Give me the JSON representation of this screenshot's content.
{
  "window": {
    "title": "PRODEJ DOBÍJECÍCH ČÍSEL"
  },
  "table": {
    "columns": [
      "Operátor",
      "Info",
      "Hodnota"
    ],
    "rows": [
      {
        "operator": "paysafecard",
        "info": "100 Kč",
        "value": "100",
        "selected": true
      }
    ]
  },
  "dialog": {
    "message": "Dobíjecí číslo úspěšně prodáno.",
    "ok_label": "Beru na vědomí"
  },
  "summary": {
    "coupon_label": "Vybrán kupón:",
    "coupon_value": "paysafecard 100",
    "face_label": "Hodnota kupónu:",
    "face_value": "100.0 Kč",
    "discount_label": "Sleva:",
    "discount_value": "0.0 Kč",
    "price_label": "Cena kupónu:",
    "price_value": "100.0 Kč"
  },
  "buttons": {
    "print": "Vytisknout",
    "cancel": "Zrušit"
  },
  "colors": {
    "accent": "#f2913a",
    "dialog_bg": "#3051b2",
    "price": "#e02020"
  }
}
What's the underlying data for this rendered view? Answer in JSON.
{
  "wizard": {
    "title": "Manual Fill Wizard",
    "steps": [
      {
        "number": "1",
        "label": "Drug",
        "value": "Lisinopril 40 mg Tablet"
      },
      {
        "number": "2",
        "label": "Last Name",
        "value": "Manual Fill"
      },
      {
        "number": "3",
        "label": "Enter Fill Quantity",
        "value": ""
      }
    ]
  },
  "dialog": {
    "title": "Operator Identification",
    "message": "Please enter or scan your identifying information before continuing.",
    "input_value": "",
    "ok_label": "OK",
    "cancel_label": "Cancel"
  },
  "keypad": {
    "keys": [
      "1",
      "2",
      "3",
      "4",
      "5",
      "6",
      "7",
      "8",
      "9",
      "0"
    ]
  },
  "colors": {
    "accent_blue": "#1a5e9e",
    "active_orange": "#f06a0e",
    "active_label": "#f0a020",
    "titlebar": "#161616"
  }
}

* [What to produce] What needs duplicating is the run of lines from the one containing "What's the underlying" through the last line of the entries above, exact and complete.

* [Solution to the exercise]
What's the underlying data for this rendered view? Answer in JSON.
{
  "wizard": {
    "title": "Manual Fill Wizard",
    "steps": [
      {
        "number": "1",
        "label": "Drug",
        "value": "Lisinopril 40 mg Tablet"
      },
      {
        "number": "2",
        "label": "Last Name",
        "value": "Manual Fill"
      },
      {
        "number": "3",
        "label": "Enter Fill Quantity",
        "value": ""
      }
    ]
  },
  "dialog": {
    "title": "Operator Identification",
    "message": "Please enter or scan your identifying information before continuing.",
    "input_value": "",
    "ok_label": "OK",
    "cancel_label": "Cancel"
  },
  "keypad": {
    "keys": [
      "1",
      "2",
      "3",
      "4",
      "5",
      "6",
      "7",
      "8",
      "9",
      "0"
    ]
  },
  "colors": {
    "accent_blue": "#1a5e9e",
    "active_orange": "#f06a0e",
    "active_label": "#f0a020",
    "titlebar": "#161616"
  }
}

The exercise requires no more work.